Task brief:
Retype all of the data exactly as given.

Listed records:
++++++++

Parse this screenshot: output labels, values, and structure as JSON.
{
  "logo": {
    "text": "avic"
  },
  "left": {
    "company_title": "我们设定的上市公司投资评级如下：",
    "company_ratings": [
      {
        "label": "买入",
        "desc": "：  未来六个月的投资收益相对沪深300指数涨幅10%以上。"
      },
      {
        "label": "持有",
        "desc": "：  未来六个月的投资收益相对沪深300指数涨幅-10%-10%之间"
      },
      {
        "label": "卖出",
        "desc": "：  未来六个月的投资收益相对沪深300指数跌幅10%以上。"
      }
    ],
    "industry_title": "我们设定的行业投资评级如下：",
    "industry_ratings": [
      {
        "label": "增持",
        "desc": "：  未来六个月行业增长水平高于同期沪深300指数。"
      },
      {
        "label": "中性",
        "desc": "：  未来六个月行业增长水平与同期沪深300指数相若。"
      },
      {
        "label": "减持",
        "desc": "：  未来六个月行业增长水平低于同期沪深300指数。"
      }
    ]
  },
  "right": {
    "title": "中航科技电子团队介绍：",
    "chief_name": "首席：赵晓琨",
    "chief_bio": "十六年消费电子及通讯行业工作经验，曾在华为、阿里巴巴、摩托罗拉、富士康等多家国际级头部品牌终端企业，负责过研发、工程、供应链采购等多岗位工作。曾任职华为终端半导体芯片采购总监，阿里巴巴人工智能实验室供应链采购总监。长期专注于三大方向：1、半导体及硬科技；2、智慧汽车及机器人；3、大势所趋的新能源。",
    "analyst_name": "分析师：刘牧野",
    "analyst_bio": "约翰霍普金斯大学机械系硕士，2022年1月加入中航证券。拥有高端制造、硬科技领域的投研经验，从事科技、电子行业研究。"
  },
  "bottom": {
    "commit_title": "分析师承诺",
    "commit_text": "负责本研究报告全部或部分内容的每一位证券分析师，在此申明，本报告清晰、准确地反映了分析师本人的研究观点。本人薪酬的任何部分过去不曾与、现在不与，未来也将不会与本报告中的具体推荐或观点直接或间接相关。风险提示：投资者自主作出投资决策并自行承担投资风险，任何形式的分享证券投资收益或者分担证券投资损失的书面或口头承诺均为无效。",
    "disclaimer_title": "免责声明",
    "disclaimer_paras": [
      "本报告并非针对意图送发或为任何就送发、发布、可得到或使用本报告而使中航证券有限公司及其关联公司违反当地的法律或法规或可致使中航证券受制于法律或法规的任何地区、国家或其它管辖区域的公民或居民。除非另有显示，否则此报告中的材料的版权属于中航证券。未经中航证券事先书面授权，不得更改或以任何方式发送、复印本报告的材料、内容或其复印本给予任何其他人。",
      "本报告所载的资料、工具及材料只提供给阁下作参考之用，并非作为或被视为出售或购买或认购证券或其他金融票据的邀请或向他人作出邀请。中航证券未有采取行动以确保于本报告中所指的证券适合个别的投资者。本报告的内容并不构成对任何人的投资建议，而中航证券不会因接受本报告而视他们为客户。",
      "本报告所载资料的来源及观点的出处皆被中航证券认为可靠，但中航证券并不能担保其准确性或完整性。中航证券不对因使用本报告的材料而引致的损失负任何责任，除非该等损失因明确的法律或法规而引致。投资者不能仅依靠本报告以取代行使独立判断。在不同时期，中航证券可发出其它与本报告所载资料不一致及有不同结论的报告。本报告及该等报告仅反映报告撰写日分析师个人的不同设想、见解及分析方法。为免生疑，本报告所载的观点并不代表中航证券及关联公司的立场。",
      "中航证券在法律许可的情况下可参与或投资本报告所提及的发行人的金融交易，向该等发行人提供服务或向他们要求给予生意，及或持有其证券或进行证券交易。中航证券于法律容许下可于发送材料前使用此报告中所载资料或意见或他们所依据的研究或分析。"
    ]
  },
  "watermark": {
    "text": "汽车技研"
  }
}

++++++++

Task answer:
Parse this screenshot: output labels, values, and structure as JSON.
{
  "logo": {
    "text": "avic"
  },
  "left": {
    "company_title": "我们设定的上市公司投资评级如下：",
    "company_ratings": [
      {
        "label": "买入",
        "desc": "：  未来六个月的投资收益相对沪深300指数涨幅10%以上。"
      },
      {
        "label": "持有",
        "desc": "：  未来六个月的投资收益相对沪深300指数涨幅-10%-10%之间"
      },
      {
        "label": "卖出",
        "desc": "：  未来六个月的投资收益相对沪深300指数跌幅10%以上。"
      }
    ],
    "industry_title": "我们设定的行业投资评级如下：",
    "industry_ratings": [
      {
        "label": "增持",
        "desc": "：  未来六个月行业增长水平高于同期沪深300指数。"
      },
      {
        "label": "中性",
        "desc": "：  未来六个月行业增长水平与同期沪深300指数相若。"
      },
      {
        "label": "减持",
        "desc": "：  未来六个月行业增长水平低于同期沪深300指数。"
      }
    ]
  },
  "right": {
    "title": "中航科技电子团队介绍：",
    "chief_name": "首席：赵晓琨",
    "chief_bio": "十六年消费电子及通讯行业工作经验，曾在华为、阿里巴巴、摩托罗拉、富士康等多家国际级头部品牌终端企业，负责过研发、工程、供应链采购等多岗位工作。曾任职华为终端半导体芯片采购总监，阿里巴巴人工智能实验室供应链采购总监。长期专注于三大方向：1、半导体及硬科技；2、智慧汽车及机器人；3、大势所趋的新能源。",
    "analyst_name": "分析师：刘牧野",
    "analyst_bio": "约翰霍普金斯大学机械系硕士，2022年1月加入中航证券。拥有高端制造、硬科技领域的投研经验，从事科技、电子行业研究。"
  },
  "bottom": {
    "commit_title": "分析师承诺",
    "commit_text": "负责本研究报告全部或部分内容的每一位证券分析师，在此申明，本报告清晰、准确地反映了分析师本人的研究观点。本人薪酬的任何部分过去不曾与、现在不与，未来也将不会与本报告中的具体推荐或观点直接或间接相关。风险提示：投资者自主作出投资决策并自行承担投资风险，任何形式的分享证券投资收益或者分担证券投资损失的书面或口头承诺均为无效。",
    "disclaimer_title": "免责声明",
    "disclaimer_paras": [
      "本报告并非针对意图送发或为任何就送发、发布、可得到或使用本报告而使中航证券有限公司及其关联公司违反当地的法律或法规或可致使中航证券受制于法律或法规的任何地区、国家或其它管辖区域的公民或居民。除非另有显示，否则此报告中的材料的版权属于中航证券。未经中航证券事先书面授权，不得更改或以任何方式发送、复印本报告的材料、内容或其复印本给予任何其他人。",
      "本报告所载的资料、工具及材料只提供给阁下作参考之用，并非作为或被视为出售或购买或认购证券或其他金融票据的邀请或向他人作出邀请。中航证券未有采取行动以确保于本报告中所指的证券适合个别的投资者。本报告的内容并不构成对任何人的投资建议，而中航证券不会因接受本报告而视他们为客户。",
      "本报告所载资料的来源及观点的出处皆被中航证券认为可靠，但中航证券并不能担保其准确性或完整性。中航证券不对因使用本报告的材料而引致的损失负任何责任，除非该等损失因明确的法律或法规而引致。投资者不能仅依靠本报告以取代行使独立判断。在不同时期，中航证券可发出其它与本报告所载资料不一致及有不同结论的报告。本报告及该等报告仅反映报告撰写日分析师个人的不同设想、见解及分析方法。为免生疑，本报告所载的观点并不代表中航证券及关联公司的立场。",
      "中航证券在法律许可的情况下可参与或投资本报告所提及的发行人的金融交易，向该等发行人提供服务或向他们要求给予生意，及或持有其证券或进行证券交易。中航证券于法律容许下可于发送材料前使用此报告中所载资料或意见或他们所依据的研究或分析。"
    ]
  },
  "watermark": {
    "text": "汽车技研"
  }
}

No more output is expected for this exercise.